Excerpt provided section start
The Ministry of Health (MOH) has completed its review of the National University Hospital’s (NUH) investigation into the case involving a pregnant patient alleged to have been left unattended for two hours at its Emergency Department (ED). MOH is satisfied that NUH has identified the gaps in processes and communication that had contributed to the incident and implemented the recommended corrective actions. MOH has also shared the findings and lessons learnt with all public hospitals.
2. Following the incident on 15 March 2022, NUH conducted a thorough investigation of the incident, which included reviewing video footage and interviewing all staff involved. The investigation was carried out by a team of NUH senior doctors and nurses from the Emergency Department, Obstetrics & Gynaecology (O&G) Department, and the Clinical Governance-Medical Affairs team.
3. While NUH’s overall assessment is that the processes and communications did not contribute to the miscarriage, there were gaps that needed to be improved. Specifically, NUH had instituted a rapid access protocol for pregnant patients with signs of labour, after triage at the ED, to be transferred directly to the Delivery Suite to be assessed by the O&G doctor, rather than being seen by the ED doctor first before deciding for transfer. However, in this case, due to the unusually high numbers of patients at the ED that night, and the Delivery Suite being full, the process of immediate transfer to the Delivery Suite had broken down, resulting in the patient not being seen in a timely manner.
4. Learning from this incident, and to address the identified gaps, NUH has implemented the following measures to strengthen care in the following areas and to prevent similar incidents from happening again:
a) Patients who are pending transfer to the Delivery Suite will be triaged by the ED nurse and reviewed by the ED Doctor who will communicate with the O&G Doctor as clinically indicated;
b) Based on clinical assessment, if indicated, pregnant patients may be evaluated using ultrasound at the ED;
c) A standardised obstetric assessment score will be used in the ED to triage pregnant patients; and
d) Following review by the O&G doctor, foetal heart monitoring will be done at the ED while waiting for a bed in the Delivery Suite.
5. MOH has reviewed the investigation report submitted by NUH, and is satisfied with NUH’s findings, and the corrective actions are also appropriate to address the gaps identified.
6. MOH notes that NUH has held several meetings with the patient and her husband to provide clarification on the facts of the incident. The couple has since accepted NUH’s clarifications and acknowledged that the miscarriage may not have occurred at the hospital. NUH has also assured them that the hospital is improving its processes to prevent future occurrence of similar incidents.
7. MOH has shared NUH’s investigation findings with the senior management of all public hospitals. In addition, MOH has also reinforced to the public hospitals the clinical standards for the management of obstetric emergencies.
Excerpt provided section end
Extracted entries section start
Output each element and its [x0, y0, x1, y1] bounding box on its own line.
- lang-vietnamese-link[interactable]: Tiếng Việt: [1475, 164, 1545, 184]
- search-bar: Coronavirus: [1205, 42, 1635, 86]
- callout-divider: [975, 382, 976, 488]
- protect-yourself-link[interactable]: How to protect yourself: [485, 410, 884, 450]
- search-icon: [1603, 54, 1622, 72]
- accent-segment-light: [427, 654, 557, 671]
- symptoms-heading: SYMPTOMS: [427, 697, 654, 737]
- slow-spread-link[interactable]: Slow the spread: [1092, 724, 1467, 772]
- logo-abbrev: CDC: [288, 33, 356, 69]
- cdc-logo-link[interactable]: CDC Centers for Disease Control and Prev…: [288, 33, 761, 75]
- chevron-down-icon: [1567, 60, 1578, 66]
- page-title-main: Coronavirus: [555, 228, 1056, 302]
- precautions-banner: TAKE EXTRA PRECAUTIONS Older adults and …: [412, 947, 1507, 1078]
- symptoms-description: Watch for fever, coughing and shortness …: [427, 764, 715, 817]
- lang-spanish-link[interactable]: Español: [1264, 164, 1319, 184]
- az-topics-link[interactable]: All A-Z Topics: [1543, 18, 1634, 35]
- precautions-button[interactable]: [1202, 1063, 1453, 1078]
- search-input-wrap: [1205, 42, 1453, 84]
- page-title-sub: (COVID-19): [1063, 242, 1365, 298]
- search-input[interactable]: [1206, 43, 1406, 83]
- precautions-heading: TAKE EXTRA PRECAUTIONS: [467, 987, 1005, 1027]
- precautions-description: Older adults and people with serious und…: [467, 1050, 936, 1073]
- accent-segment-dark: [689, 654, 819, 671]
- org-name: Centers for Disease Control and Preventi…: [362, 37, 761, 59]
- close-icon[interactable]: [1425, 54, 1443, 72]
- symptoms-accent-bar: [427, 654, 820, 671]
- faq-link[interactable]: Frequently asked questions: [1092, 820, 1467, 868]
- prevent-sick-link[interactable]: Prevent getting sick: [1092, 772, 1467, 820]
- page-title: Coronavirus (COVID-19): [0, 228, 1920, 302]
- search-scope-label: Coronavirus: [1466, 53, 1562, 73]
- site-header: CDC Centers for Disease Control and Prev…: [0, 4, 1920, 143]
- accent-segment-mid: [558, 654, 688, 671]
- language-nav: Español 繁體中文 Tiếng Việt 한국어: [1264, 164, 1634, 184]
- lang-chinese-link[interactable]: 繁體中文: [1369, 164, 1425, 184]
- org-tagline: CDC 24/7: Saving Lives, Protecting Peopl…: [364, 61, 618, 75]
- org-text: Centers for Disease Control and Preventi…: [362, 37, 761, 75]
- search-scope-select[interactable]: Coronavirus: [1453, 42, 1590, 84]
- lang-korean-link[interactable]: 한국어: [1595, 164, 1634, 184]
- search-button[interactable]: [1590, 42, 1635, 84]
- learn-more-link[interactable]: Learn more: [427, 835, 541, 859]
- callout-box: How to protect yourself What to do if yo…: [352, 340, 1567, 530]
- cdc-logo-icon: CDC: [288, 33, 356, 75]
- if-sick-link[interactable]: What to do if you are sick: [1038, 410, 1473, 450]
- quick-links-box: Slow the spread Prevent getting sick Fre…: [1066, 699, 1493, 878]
Extracted entries section end
Exercise tasks:
A) According to the MOH statement, on what date did the incident at the Emergency Department happen?
B) Rewrite more briefly the paragraph of the MOH statement that begins "3. While NUH's overall assessment", keeping its main facts.
C) From the MOH statement, print the text from "5. MOH has reviewed" to "the gaps identified.".

Answers by item:
A) 15 March 2022

B) NUH found that its processes and communication did not cause the miscarriage, but some gaps needed to be improved. Its rapid access protocol sends pregnant patients with signs of labor straight from ED triage to the Delivery Suite to be assessed by the O&G doctor, without first being seen by the ED doctor. That night, unusually high patient numbers at the ED and a full Delivery Suite caused this immediate transfer to break down, so the patient was not seen in a timely manner.

C)
5. MOH has reviewed the investigation report submitted by NUH, and is satisfied with NUH’s findings, and the corrective actions are also appropriate to address the gaps identified.